■ DIRECTIONS FOR THIS TASK:
Could you copy out the lines below word for word, starting at the line that contains "UI element localization: list" and ending at the line that contains "list UI elements"? Leave the pictures out.

■ DATA LISTING:

⁂

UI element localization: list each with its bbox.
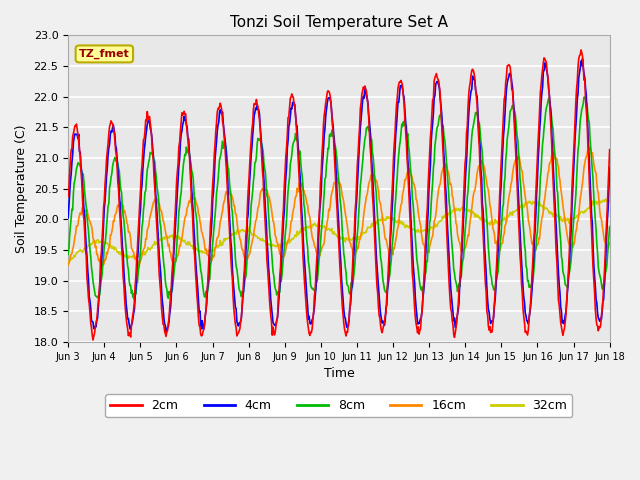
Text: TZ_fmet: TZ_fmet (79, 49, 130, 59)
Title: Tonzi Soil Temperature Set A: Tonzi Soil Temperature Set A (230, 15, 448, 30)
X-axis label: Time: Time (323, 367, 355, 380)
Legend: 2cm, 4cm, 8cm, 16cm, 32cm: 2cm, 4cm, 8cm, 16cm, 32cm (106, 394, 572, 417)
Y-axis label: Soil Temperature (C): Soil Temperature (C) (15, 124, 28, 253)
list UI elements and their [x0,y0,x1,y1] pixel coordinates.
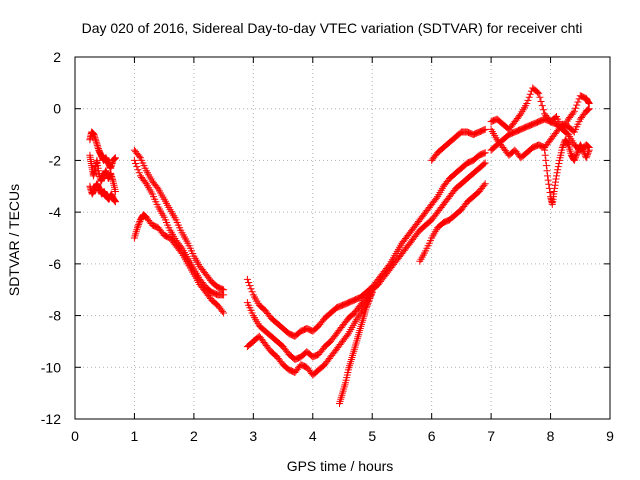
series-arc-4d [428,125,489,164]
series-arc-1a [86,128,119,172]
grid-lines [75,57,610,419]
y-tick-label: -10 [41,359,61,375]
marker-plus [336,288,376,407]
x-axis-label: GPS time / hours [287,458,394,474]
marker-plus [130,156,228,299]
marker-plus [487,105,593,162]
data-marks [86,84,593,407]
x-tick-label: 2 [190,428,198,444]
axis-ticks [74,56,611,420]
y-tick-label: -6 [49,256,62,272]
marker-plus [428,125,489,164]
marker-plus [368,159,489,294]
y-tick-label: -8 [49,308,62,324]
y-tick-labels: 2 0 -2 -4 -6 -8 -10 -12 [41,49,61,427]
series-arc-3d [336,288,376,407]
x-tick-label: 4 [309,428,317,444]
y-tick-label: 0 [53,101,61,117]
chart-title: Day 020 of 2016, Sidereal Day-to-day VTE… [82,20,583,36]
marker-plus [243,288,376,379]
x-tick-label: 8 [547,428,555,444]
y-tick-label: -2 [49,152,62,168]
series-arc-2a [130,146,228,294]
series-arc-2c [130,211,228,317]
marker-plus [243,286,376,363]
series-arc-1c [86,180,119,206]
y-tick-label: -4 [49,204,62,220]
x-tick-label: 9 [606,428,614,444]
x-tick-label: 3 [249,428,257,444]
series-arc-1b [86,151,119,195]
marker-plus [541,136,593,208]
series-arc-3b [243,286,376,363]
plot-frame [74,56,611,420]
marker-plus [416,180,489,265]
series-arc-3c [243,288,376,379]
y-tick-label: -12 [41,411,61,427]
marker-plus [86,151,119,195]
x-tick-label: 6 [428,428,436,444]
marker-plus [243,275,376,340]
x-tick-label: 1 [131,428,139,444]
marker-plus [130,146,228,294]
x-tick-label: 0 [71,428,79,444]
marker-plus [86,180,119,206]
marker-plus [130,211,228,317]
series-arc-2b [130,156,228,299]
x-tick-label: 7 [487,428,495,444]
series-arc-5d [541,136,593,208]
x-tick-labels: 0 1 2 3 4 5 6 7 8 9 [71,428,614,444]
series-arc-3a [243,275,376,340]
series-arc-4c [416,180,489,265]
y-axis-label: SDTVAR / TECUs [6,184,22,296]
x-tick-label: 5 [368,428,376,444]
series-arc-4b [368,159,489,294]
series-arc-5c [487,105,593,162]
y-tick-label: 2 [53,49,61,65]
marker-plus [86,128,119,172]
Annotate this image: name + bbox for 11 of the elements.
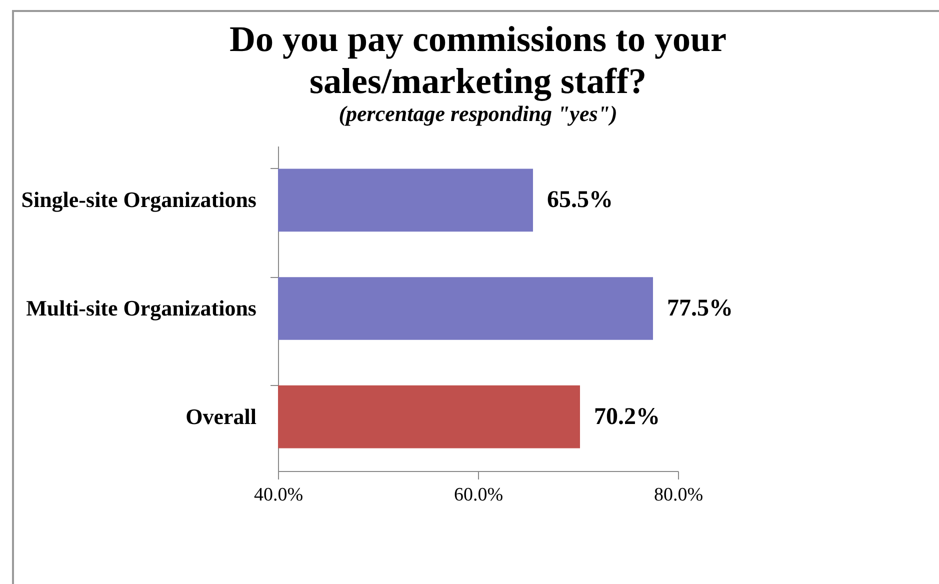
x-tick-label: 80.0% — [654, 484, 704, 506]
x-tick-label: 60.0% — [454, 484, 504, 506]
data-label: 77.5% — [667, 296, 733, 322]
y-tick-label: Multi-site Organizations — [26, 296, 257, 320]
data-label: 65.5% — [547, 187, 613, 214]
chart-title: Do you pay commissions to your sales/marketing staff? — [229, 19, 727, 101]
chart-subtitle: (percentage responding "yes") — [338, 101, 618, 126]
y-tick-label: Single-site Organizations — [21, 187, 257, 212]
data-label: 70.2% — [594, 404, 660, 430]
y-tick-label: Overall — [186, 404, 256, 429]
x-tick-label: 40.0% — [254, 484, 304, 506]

⁂

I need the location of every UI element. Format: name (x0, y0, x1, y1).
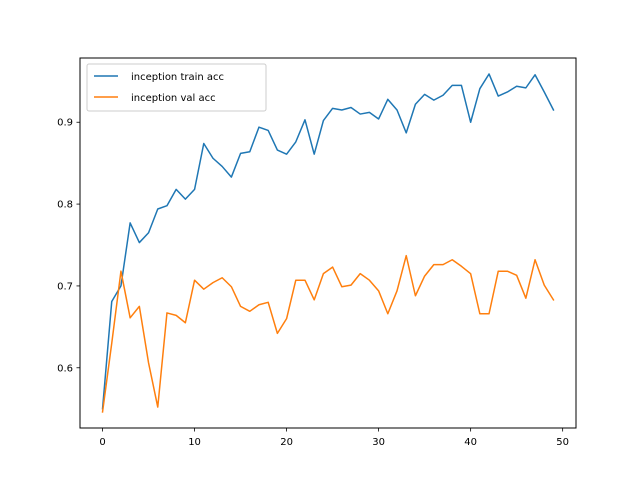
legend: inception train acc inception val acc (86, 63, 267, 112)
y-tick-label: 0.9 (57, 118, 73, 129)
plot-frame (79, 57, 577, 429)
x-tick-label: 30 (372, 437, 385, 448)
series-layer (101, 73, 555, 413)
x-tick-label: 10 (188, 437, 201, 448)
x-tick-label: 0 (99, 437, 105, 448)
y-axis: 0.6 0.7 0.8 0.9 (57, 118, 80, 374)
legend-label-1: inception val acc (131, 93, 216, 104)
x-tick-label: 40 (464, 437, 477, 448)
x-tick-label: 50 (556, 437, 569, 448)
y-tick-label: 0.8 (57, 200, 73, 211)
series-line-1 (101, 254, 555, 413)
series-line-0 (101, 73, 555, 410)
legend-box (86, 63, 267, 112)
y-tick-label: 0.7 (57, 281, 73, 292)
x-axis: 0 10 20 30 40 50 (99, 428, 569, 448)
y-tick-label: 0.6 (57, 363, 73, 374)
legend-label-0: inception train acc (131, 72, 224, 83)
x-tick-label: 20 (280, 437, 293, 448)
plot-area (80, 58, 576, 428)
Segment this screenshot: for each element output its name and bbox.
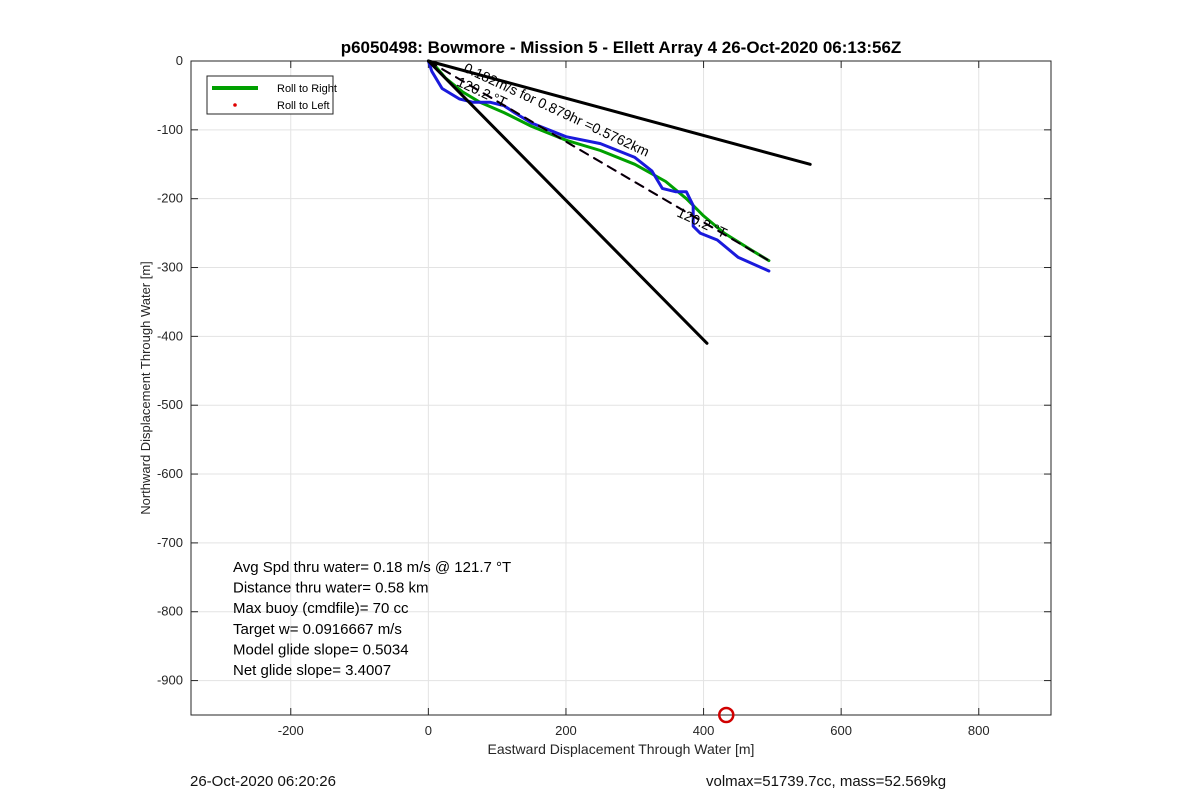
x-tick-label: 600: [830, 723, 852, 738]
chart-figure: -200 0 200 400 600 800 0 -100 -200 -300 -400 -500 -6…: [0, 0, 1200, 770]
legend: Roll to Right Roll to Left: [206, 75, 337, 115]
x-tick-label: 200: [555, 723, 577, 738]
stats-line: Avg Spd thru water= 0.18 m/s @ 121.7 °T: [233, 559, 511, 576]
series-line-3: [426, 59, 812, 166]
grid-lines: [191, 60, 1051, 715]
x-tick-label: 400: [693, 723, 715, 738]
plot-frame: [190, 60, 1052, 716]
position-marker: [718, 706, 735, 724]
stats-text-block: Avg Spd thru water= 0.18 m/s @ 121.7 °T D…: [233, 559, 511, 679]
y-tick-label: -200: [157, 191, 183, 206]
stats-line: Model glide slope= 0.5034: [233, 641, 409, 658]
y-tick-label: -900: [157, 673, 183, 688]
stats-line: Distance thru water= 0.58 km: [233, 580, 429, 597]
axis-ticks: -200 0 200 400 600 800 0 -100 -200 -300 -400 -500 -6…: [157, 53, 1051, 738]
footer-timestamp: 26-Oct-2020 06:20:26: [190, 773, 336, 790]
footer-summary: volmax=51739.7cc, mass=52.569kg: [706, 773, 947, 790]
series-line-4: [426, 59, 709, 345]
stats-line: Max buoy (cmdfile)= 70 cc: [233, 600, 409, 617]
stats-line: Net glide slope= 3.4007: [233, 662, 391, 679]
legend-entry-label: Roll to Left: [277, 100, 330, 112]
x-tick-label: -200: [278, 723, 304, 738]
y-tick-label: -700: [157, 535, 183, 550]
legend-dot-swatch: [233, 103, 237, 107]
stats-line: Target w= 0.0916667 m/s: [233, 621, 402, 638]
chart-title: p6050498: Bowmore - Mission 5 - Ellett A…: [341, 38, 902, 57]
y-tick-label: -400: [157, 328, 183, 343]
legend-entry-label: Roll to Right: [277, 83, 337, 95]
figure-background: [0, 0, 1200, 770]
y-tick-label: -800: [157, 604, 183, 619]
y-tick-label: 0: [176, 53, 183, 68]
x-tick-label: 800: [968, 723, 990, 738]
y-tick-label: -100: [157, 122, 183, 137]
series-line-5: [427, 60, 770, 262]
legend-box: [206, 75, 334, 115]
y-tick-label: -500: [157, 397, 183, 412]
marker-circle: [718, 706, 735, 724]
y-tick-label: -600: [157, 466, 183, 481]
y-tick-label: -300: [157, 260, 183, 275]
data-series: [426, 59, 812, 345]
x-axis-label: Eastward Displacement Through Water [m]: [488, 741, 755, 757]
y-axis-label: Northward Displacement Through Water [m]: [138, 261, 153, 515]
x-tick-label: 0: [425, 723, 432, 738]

⁂

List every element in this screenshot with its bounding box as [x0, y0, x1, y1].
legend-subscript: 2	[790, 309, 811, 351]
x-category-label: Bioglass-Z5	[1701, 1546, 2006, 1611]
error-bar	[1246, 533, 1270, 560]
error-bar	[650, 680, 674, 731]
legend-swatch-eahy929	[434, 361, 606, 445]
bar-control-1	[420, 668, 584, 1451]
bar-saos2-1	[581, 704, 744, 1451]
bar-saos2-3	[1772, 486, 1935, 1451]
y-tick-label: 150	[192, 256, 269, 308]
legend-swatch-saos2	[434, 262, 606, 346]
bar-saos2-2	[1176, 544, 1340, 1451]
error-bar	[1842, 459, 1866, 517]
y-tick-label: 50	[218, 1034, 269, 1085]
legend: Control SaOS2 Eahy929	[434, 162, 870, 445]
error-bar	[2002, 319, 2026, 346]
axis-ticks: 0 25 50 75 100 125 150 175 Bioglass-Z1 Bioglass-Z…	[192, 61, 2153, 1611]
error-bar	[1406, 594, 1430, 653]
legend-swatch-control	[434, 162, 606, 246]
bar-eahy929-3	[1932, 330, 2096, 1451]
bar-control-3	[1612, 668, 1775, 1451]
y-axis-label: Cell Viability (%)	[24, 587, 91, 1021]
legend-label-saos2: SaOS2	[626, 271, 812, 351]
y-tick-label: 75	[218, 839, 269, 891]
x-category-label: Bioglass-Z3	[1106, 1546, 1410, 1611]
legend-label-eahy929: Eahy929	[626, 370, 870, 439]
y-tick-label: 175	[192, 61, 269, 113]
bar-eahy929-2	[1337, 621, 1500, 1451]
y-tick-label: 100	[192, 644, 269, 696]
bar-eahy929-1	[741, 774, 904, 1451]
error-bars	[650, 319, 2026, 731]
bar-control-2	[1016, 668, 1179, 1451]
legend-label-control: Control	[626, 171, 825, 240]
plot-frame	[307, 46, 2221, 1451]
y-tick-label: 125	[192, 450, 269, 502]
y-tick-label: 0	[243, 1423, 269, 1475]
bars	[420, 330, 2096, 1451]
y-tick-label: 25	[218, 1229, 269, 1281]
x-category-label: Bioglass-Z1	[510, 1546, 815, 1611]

⁂

■ FINISHED EXERCISE:
UI element localization: list each with its bbox.
Text: TZ_fmet: TZ_fmet (79, 49, 130, 59)
Title: Tonzi Soil Temperature Set A: Tonzi Soil Temperature Set A (230, 15, 448, 30)
X-axis label: Time: Time (323, 367, 355, 380)
Legend: 2cm, 4cm, 8cm, 16cm, 32cm: 2cm, 4cm, 8cm, 16cm, 32cm (106, 394, 572, 417)
Y-axis label: Soil Temperature (C): Soil Temperature (C) (15, 124, 28, 253)
list UI elements and their [x0,y0,x1,y1] pixel coordinates.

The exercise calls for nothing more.